■ **TASK STATEMENT**
Copy out all of the data that follows, exactly as it appears.

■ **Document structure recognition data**

--------

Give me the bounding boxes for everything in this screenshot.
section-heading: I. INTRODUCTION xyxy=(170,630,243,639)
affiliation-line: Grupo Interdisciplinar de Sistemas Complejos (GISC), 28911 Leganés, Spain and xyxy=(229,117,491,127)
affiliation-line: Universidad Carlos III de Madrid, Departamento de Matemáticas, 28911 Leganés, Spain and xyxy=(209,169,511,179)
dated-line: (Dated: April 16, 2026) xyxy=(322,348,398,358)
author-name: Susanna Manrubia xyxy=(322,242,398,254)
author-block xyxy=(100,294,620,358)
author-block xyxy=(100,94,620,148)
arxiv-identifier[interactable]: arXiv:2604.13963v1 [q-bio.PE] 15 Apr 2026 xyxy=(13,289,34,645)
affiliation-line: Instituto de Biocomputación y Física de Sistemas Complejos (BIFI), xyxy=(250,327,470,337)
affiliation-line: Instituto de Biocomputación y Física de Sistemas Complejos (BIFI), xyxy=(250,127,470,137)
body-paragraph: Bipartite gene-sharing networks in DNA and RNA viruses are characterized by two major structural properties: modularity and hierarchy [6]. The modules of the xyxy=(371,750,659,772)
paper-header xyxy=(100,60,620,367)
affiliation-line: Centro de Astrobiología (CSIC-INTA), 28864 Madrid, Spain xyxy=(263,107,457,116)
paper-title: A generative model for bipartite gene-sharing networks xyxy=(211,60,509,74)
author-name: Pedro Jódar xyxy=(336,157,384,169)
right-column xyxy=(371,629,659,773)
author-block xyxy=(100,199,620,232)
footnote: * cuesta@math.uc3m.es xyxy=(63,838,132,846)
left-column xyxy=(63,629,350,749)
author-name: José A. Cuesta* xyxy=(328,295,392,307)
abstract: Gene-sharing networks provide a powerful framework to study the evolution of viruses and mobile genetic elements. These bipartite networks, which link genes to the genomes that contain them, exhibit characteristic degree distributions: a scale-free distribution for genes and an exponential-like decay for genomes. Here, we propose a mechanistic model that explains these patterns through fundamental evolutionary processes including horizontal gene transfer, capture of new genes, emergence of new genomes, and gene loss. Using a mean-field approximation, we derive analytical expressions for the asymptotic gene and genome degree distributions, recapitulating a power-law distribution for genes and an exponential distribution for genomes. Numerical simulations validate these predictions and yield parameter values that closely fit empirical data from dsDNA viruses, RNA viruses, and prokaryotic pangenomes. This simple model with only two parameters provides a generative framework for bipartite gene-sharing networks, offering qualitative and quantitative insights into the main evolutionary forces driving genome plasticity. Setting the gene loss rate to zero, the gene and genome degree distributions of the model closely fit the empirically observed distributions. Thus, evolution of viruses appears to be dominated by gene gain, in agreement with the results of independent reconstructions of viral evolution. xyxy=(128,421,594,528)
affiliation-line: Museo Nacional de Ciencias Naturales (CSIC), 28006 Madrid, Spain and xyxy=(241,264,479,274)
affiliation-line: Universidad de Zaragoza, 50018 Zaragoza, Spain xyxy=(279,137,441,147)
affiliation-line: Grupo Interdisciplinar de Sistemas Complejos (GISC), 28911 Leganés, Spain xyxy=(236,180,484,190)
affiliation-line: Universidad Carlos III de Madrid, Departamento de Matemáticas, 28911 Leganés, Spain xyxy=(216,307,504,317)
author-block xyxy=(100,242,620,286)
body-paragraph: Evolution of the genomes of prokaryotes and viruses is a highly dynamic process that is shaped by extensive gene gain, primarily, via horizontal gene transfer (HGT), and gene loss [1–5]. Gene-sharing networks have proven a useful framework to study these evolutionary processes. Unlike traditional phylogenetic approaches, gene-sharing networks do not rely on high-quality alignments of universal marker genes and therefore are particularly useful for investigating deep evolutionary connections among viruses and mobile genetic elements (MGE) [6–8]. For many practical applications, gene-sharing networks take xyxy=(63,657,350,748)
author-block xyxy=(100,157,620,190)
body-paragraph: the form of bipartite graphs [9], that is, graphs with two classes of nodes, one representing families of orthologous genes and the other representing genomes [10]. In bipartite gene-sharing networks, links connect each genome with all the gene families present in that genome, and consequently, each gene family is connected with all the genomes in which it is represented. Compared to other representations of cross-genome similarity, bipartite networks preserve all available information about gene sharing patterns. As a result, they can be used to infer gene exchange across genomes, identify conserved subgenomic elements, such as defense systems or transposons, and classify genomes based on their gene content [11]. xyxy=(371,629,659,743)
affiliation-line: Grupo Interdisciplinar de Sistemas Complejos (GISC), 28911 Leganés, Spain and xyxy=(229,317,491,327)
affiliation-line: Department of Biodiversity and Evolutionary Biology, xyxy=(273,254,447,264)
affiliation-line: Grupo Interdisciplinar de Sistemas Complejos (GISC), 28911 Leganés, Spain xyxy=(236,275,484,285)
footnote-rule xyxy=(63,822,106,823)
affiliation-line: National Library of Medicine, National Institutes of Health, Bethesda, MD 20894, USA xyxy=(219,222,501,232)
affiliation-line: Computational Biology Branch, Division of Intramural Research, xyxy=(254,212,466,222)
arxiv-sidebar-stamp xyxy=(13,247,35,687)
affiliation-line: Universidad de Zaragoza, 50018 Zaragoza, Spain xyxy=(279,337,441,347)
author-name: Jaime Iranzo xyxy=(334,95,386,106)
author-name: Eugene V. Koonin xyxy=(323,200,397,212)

--------

■ **RESPONSE BELOW**
Give me the bounding boxes for everything in this screenshot.
section-heading: I. INTRODUCTION xyxy=(170,630,243,639)
affiliation-line: Grupo Interdisciplinar de Sistemas Complejos (GISC), 28911 Leganés, Spain and xyxy=(229,117,491,127)
affiliation-line: Universidad Carlos III de Madrid, Departamento de Matemáticas, 28911 Leganés, Spain and xyxy=(209,169,511,179)
dated-line: (Dated: April 16, 2026) xyxy=(322,348,398,358)
author-name: Susanna Manrubia xyxy=(322,242,398,254)
author-block xyxy=(100,294,620,358)
author-block xyxy=(100,94,620,148)
arxiv-identifier[interactable]: arXiv:2604.13963v1 [q-bio.PE] 15 Apr 2026 xyxy=(13,289,34,645)
affiliation-line: Instituto de Biocomputación y Física de Sistemas Complejos (BIFI), xyxy=(250,327,470,337)
affiliation-line: Instituto de Biocomputación y Física de Sistemas Complejos (BIFI), xyxy=(250,127,470,137)
body-paragraph: Bipartite gene-sharing networks in DNA and RNA viruses are characterized by two major structural properties: modularity and hierarchy [6]. The modules of the xyxy=(371,750,659,772)
paper-header xyxy=(100,60,620,367)
affiliation-line: Centro de Astrobiología (CSIC-INTA), 28864 Madrid, Spain xyxy=(263,107,457,116)
paper-title: A generative model for bipartite gene-sharing networks xyxy=(211,60,509,74)
author-name: Pedro Jódar xyxy=(336,157,384,169)
right-column xyxy=(371,629,659,773)
author-block xyxy=(100,199,620,232)
footnote: * cuesta@math.uc3m.es xyxy=(63,838,132,846)
left-column xyxy=(63,629,350,749)
author-name: José A. Cuesta* xyxy=(328,295,392,307)
abstract: Gene-sharing networks provide a powerful framework to study the evolution of viruses and mobile genetic elements. These bipartite networks, which link genes to the genomes that contain them, exhibit characteristic degree distributions: a scale-free distribution for genes and an exponential-like decay for genomes. Here, we propose a mechanistic model that explains these patterns through fundamental evolutionary processes including horizontal gene transfer, capture of new genes, emergence of new genomes, and gene loss. Using a mean-field approximation, we derive analytical expressions for the asymptotic gene and genome degree distributions, recapitulating a power-law distribution for genes and an exponential distribution for genomes. Numerical simulations validate these predictions and yield parameter values that closely fit empirical data from dsDNA viruses, RNA viruses, and prokaryotic pangenomes. This simple model with only two parameters provides a generative framework for bipartite gene-sharing networks, offering qualitative and quantitative insights into the main evolutionary forces driving genome plasticity. Setting the gene loss rate to zero, the gene and genome degree distributions of the model closely fit the empirically observed distributions. Thus, evolution of viruses appears to be dominated by gene gain, in agreement with the results of independent reconstructions of viral evolution. xyxy=(128,421,594,528)
affiliation-line: Museo Nacional de Ciencias Naturales (CSIC), 28006 Madrid, Spain and xyxy=(241,264,479,274)
affiliation-line: Universidad de Zaragoza, 50018 Zaragoza, Spain xyxy=(279,137,441,147)
affiliation-line: Grupo Interdisciplinar de Sistemas Complejos (GISC), 28911 Leganés, Spain xyxy=(236,180,484,190)
affiliation-line: Universidad Carlos III de Madrid, Departamento de Matemáticas, 28911 Leganés, Spain xyxy=(216,307,504,317)
author-block xyxy=(100,242,620,286)
body-paragraph: Evolution of the genomes of prokaryotes and viruses is a highly dynamic process that is shaped by extensive gene gain, primarily, via horizontal gene transfer (HGT), and gene loss [1–5]. Gene-sharing networks have proven a useful framework to study these evolutionary processes. Unlike traditional phylogenetic approaches, gene-sharing networks do not rely on high-quality alignments of universal marker genes and therefore are particularly useful for investigating deep evolutionary connections among viruses and mobile genetic elements (MGE) [6–8]. For many practical applications, gene-sharing networks take xyxy=(63,657,350,748)
author-block xyxy=(100,157,620,190)
body-paragraph: the form of bipartite graphs [9], that is, graphs with two classes of nodes, one representing families of orthologous genes and the other representing genomes [10]. In bipartite gene-sharing networks, links connect each genome with all the gene families present in that genome, and consequently, each gene family is connected with all the genomes in which it is represented. Compared to other representations of cross-genome similarity, bipartite networks preserve all available information about gene sharing patterns. As a result, they can be used to infer gene exchange across genomes, identify conserved subgenomic elements, such as defense systems or transposons, and classify genomes based on their gene content [11]. xyxy=(371,629,659,743)
affiliation-line: Grupo Interdisciplinar de Sistemas Complejos (GISC), 28911 Leganés, Spain and xyxy=(229,317,491,327)
affiliation-line: Department of Biodiversity and Evolutionary Biology, xyxy=(273,254,447,264)
affiliation-line: Grupo Interdisciplinar de Sistemas Complejos (GISC), 28911 Leganés, Spain xyxy=(236,275,484,285)
footnote-rule xyxy=(63,822,106,823)
affiliation-line: National Library of Medicine, National Institutes of Health, Bethesda, MD 20894, USA xyxy=(219,222,501,232)
affiliation-line: Computational Biology Branch, Division of Intramural Research, xyxy=(254,212,466,222)
arxiv-sidebar-stamp xyxy=(13,247,35,687)
affiliation-line: Universidad de Zaragoza, 50018 Zaragoza, Spain xyxy=(279,337,441,347)
author-name: Jaime Iranzo xyxy=(334,95,386,106)
author-name: Eugene V. Koonin xyxy=(323,200,397,212)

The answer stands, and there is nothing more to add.